Find all lines in the records that include the word "this", and copy them out.

SUPPLIED RECORDS —
━━━

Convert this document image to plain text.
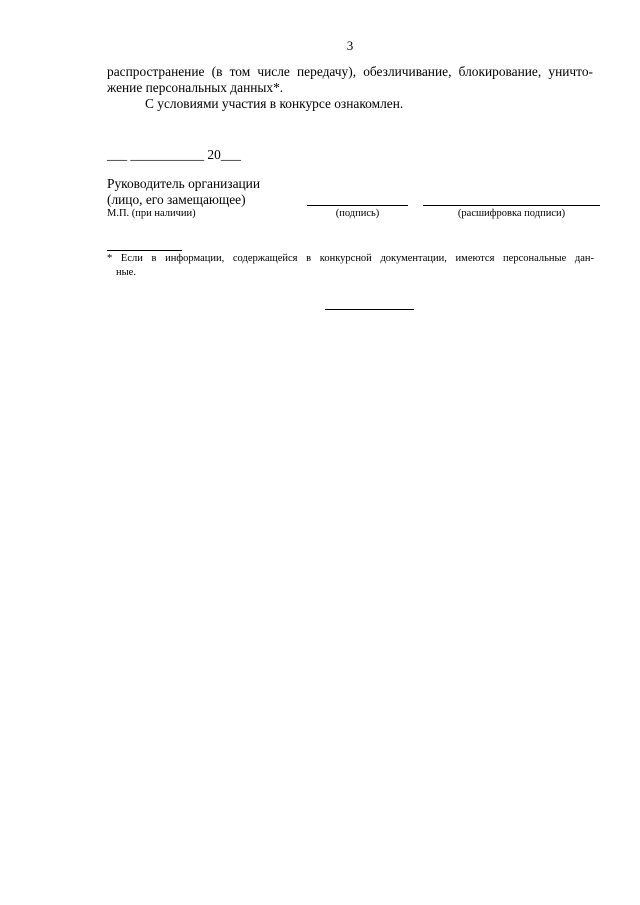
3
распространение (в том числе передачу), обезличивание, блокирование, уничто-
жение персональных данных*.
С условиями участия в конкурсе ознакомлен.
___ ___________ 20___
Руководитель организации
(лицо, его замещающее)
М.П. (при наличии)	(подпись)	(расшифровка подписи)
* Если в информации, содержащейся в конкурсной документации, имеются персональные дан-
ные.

━━━

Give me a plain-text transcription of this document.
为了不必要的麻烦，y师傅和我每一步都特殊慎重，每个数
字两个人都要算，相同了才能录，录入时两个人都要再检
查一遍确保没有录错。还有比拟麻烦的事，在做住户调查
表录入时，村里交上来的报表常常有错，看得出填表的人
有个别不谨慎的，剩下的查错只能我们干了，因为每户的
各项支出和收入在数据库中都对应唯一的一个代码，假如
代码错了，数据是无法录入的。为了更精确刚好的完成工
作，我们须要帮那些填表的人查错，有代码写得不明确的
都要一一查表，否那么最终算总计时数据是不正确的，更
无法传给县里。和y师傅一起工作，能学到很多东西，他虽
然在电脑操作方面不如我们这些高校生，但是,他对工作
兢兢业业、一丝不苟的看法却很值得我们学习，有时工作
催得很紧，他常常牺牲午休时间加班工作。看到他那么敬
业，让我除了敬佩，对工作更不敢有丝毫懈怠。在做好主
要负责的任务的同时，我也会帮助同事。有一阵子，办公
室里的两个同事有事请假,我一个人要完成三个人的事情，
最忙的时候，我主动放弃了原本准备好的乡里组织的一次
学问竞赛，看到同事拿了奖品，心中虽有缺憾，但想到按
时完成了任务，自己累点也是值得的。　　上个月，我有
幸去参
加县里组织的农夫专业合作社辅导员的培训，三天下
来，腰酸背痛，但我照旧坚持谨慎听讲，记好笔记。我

━━━

TASK ANSWER —
Convert this document image to plain text.
Give me a plain-text transcription of this document.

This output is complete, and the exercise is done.